**Your objective:** Repeat the entries that follow verbatim, without any of their pictures.

**** Records for the task

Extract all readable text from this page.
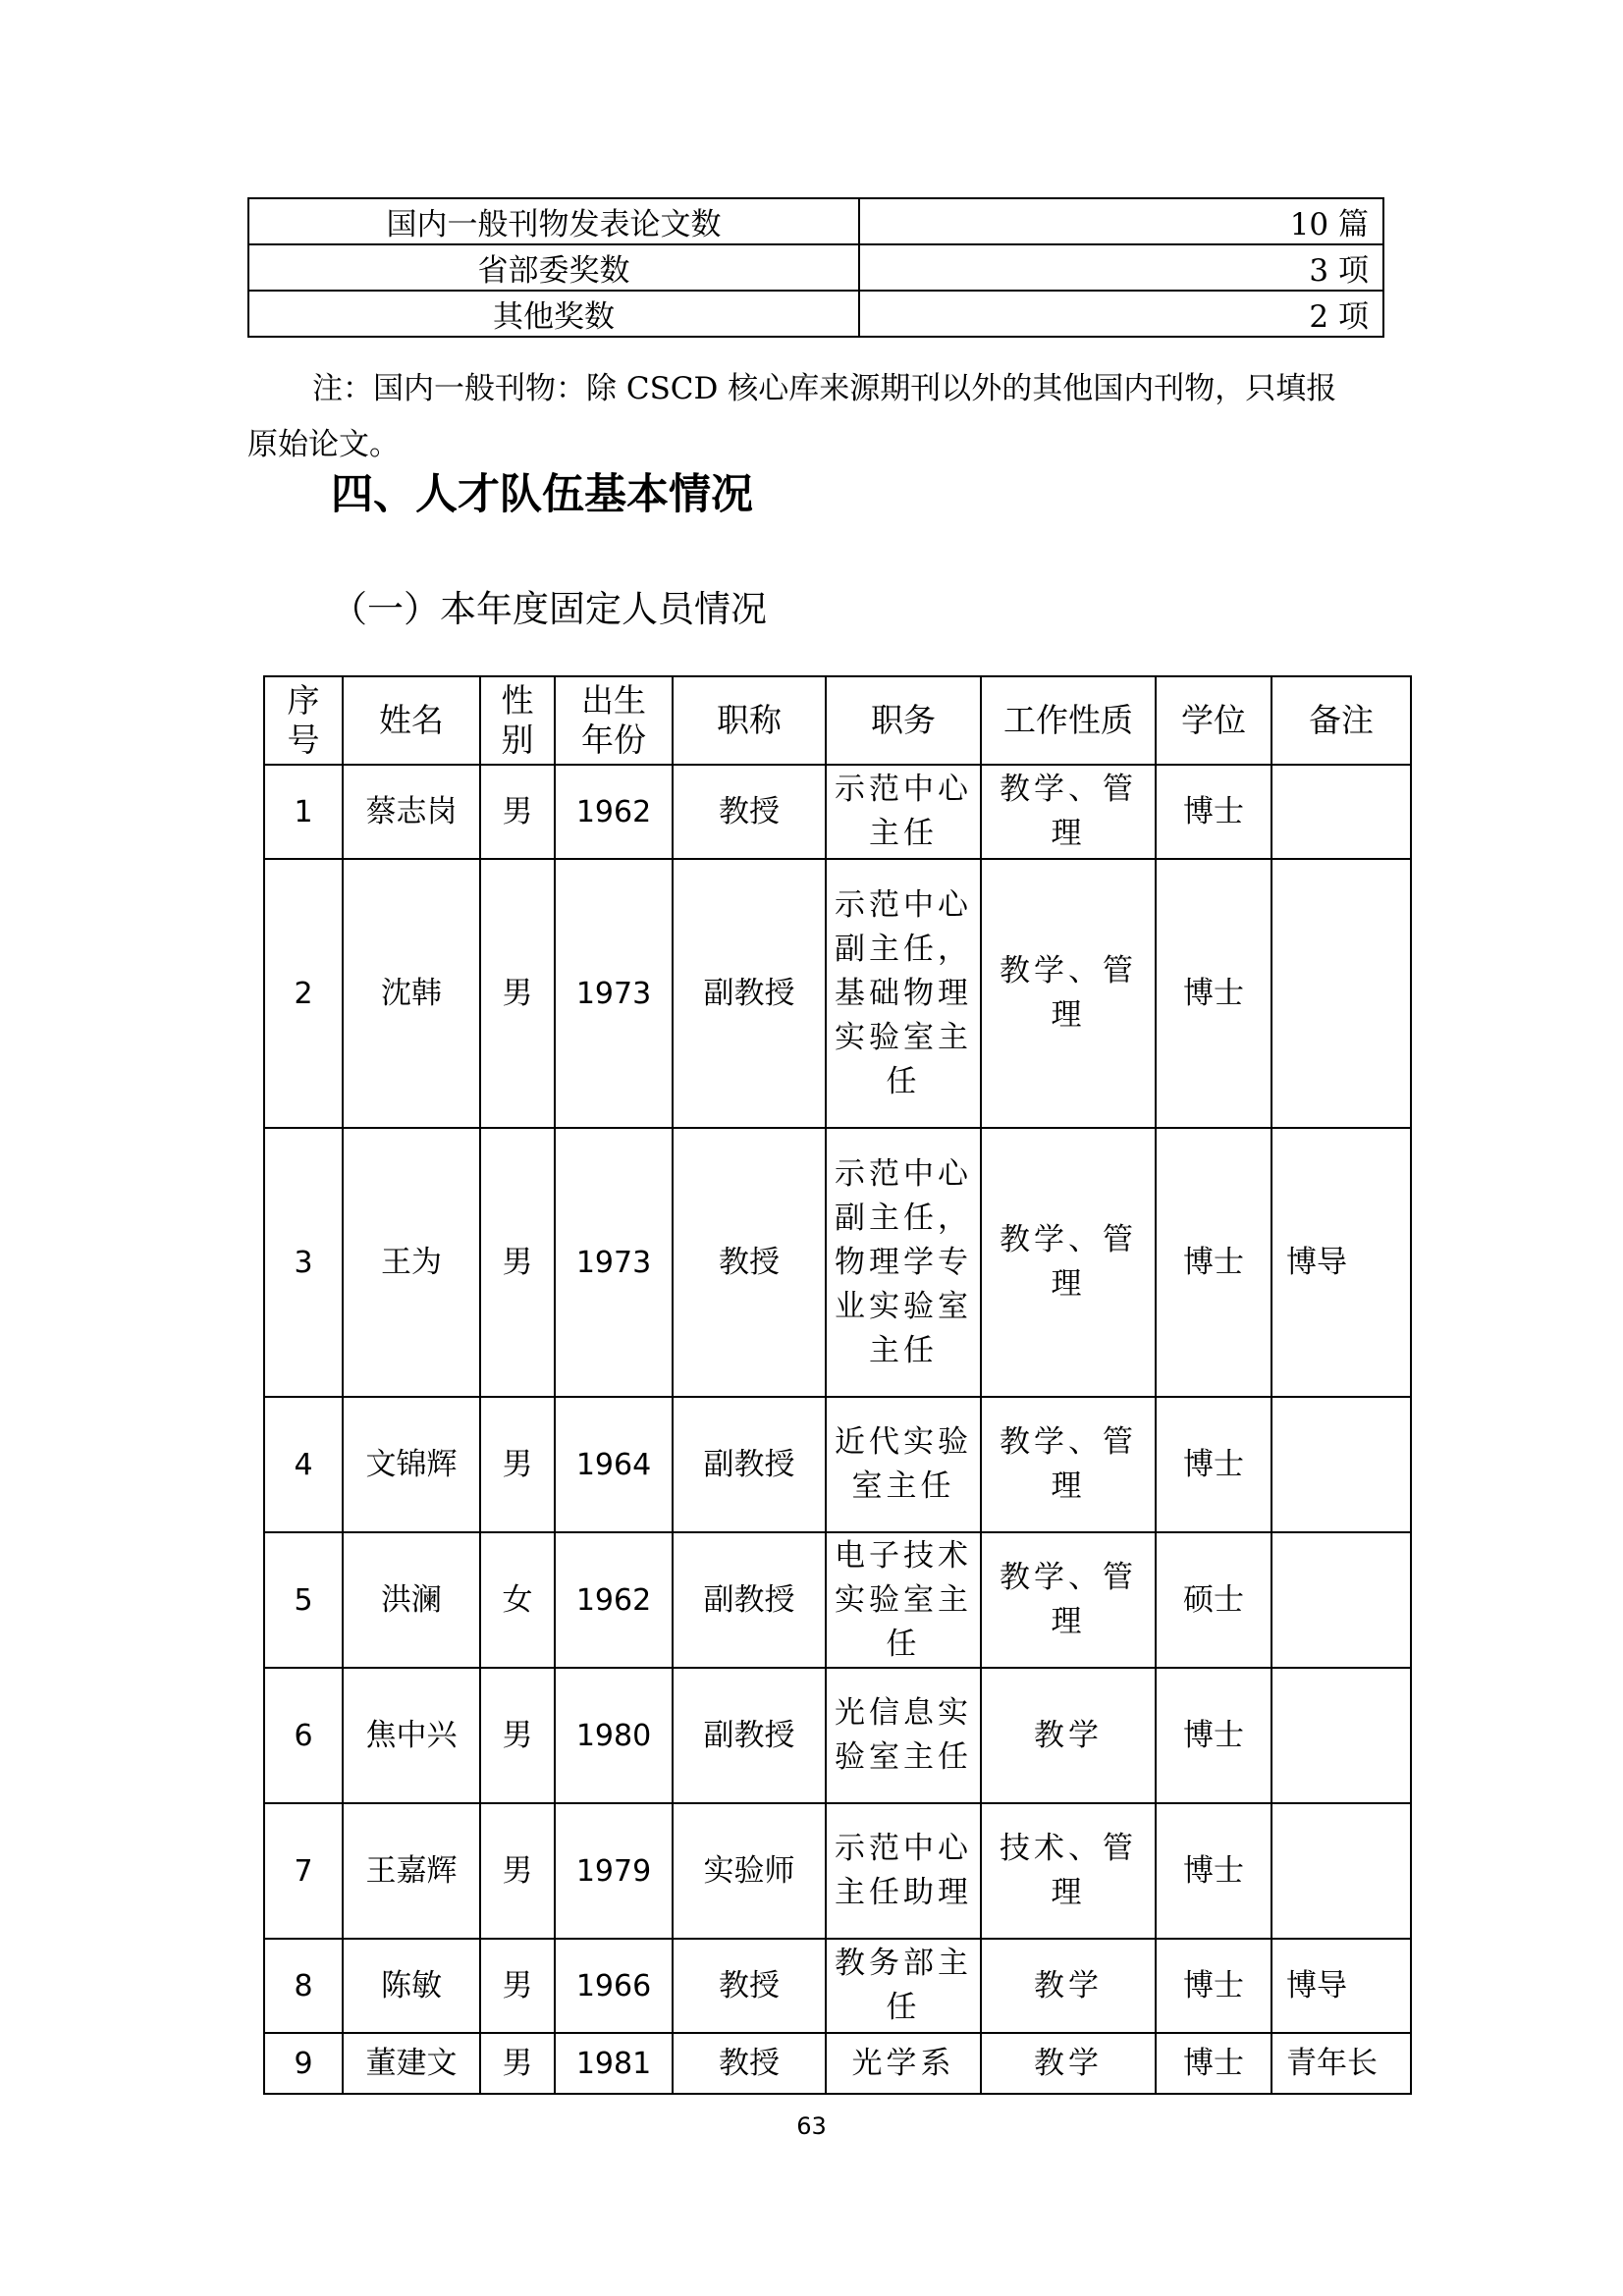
国内一般刊物发表论文数	10 篇
省部委奖数	3 项
其他奖数	2 项
注：国内一般刊物：除 CSCD 核心库来源期刊以外的其他国内刊物，只填报
原始论文。
四、人才队伍基本情况
（一）本年度固定人员情况
序号	姓名	性别	出生年份	职称	职务	工作性质	学位	备注
1	蔡志岗	男	1962	教授	示范中心主任	教学、管理	博士	
2	沈韩	男	1973	副教授	示范中心副主任，基础物理实验室主任	教学、管理	博士	
3	王为	男	1973	教授	示范中心副主任，物理学专业实验室主任	教学、管理	博士	博导
4	文锦辉	男	1964	副教授	近代实验室主任	教学、管理	博士	
5	洪澜	女	1962	副教授	电子技术实验室主任	教学、管理	硕士	
6	焦中兴	男	1980	副教授	光信息实验室主任	教学	博士	
7	王嘉辉	男	1979	实验师	示范中心主任助理	技术、管理	博士	
8	陈敏	男	1966	教授	教务部主任	教学	博士	博导
9	董建文	男	1981	教授	光学系	教学	博士	青年长
63
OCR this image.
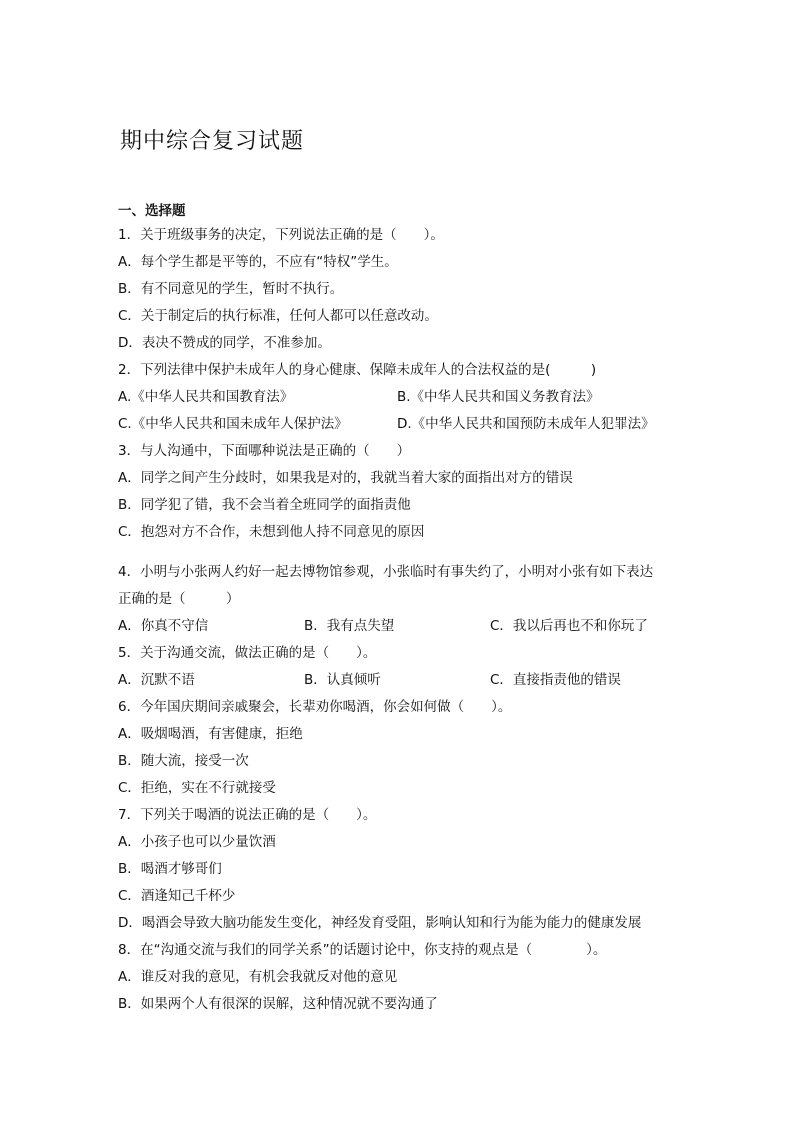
期中综合复习试题
一、选择题
1．关于班级事务的决定，下列说法正确的是（　　）。
A．每个学生都是平等的，不应有“特权”学生。
B．有不同意见的学生，暂时不执行。
C．关于制定后的执行标准，任何人都可以任意改动。
D．表决不赞成的同学，不准参加。
2．下列法律中保护未成年人的身心健康、保障未成年人的合法权益的是(　　　)
A.《中华人民共和国教育法》	B.《中华人民共和国义务教育法》
C.《中华人民共和国未成年人保护法》	D.《中华人民共和国预防未成年人犯罪法》
3．与人沟通中，下面哪种说法是正确的（　　）
A．同学之间产生分歧时，如果我是对的，我就当着大家的面指出对方的错误
B．同学犯了错，我不会当着全班同学的面指责他
C．抱怨对方不合作，未想到他人持不同意见的原因
4．小明与小张两人约好一起去博物馆参观，小张临时有事失约了，小明对小张有如下表达
正确的是（　　　）
A．你真不守信	B．我有点失望	C．我以后再也不和你玩了
5．关于沟通交流，做法正确的是（　　）。
A．沉默不语	B．认真倾听	C．直接指责他的错误
6．今年国庆期间亲戚聚会，长辈劝你喝酒，你会如何做（　　）。
A．吸烟喝酒，有害健康，拒绝
B．随大流，接受一次
C．拒绝，实在不行就接受
7．下列关于喝酒的说法正确的是（　　）。
A．小孩子也可以少量饮酒
B．喝酒才够哥们
C．酒逢知己千杯少
D．喝酒会导致大脑功能发生变化，神经发育受阻，影响认知和行为能为能力的健康发展
8．在“沟通交流与我们的同学关系”的话题讨论中，你支持的观点是（　　　　）。
A．谁反对我的意见，有机会我就反对他的意见
B．如果两个人有很深的误解，这种情况就不要沟通了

********

**Written answer:**
Extract all readable text from this page.
国内一般刊物发表论文数	10 篇
省部委奖数	3 项
其他奖数	2 项
注：国内一般刊物：除 CSCD 核心库来源期刊以外的其他国内刊物，只填报
原始论文。
四、人才队伍基本情况
（一）本年度固定人员情况
序号	姓名	性别	出生年份	职称	职务	工作性质	学位	备注
1	蔡志岗	男	1962	教授	示范中心主任	教学、管理	博士	
2	沈韩	男	1973	副教授	示范中心副主任，基础物理实验室主任	教学、管理	博士	
3	王为	男	1973	教授	示范中心副主任，物理学专业实验室主任	教学、管理	博士	博导
4	文锦辉	男	1964	副教授	近代实验室主任	教学、管理	博士	
5	洪澜	女	1962	副教授	电子技术实验室主任	教学、管理	硕士	
6	焦中兴	男	1980	副教授	光信息实验室主任	教学	博士	
7	王嘉辉	男	1979	实验师	示范中心主任助理	技术、管理	博士	
8	陈敏	男	1966	教授	教务部主任	教学	博士	博导
9	董建文	男	1981	教授	光学系	教学	博士	青年长
63
OCR this image.
期中综合复习试题
一、选择题
1．关于班级事务的决定，下列说法正确的是（　　）。
A．每个学生都是平等的，不应有“特权”学生。
B．有不同意见的学生，暂时不执行。
C．关于制定后的执行标准，任何人都可以任意改动。
D．表决不赞成的同学，不准参加。
2．下列法律中保护未成年人的身心健康、保障未成年人的合法权益的是(　　　)
A.《中华人民共和国教育法》	B.《中华人民共和国义务教育法》
C.《中华人民共和国未成年人保护法》	D.《中华人民共和国预防未成年人犯罪法》
3．与人沟通中，下面哪种说法是正确的（　　）
A．同学之间产生分歧时，如果我是对的，我就当着大家的面指出对方的错误
B．同学犯了错，我不会当着全班同学的面指责他
C．抱怨对方不合作，未想到他人持不同意见的原因
4．小明与小张两人约好一起去博物馆参观，小张临时有事失约了，小明对小张有如下表达
正确的是（　　　）
A．你真不守信	B．我有点失望	C．我以后再也不和你玩了
5．关于沟通交流，做法正确的是（　　）。
A．沉默不语	B．认真倾听	C．直接指责他的错误
6．今年国庆期间亲戚聚会，长辈劝你喝酒，你会如何做（　　）。
A．吸烟喝酒，有害健康，拒绝
B．随大流，接受一次
C．拒绝，实在不行就接受
7．下列关于喝酒的说法正确的是（　　）。
A．小孩子也可以少量饮酒
B．喝酒才够哥们
C．酒逢知己千杯少
D．喝酒会导致大脑功能发生变化，神经发育受阻，影响认知和行为能为能力的健康发展
8．在“沟通交流与我们的同学关系”的话题讨论中，你支持的观点是（　　　　）。
A．谁反对我的意见，有机会我就反对他的意见
B．如果两个人有很深的误解，这种情况就不要沟通了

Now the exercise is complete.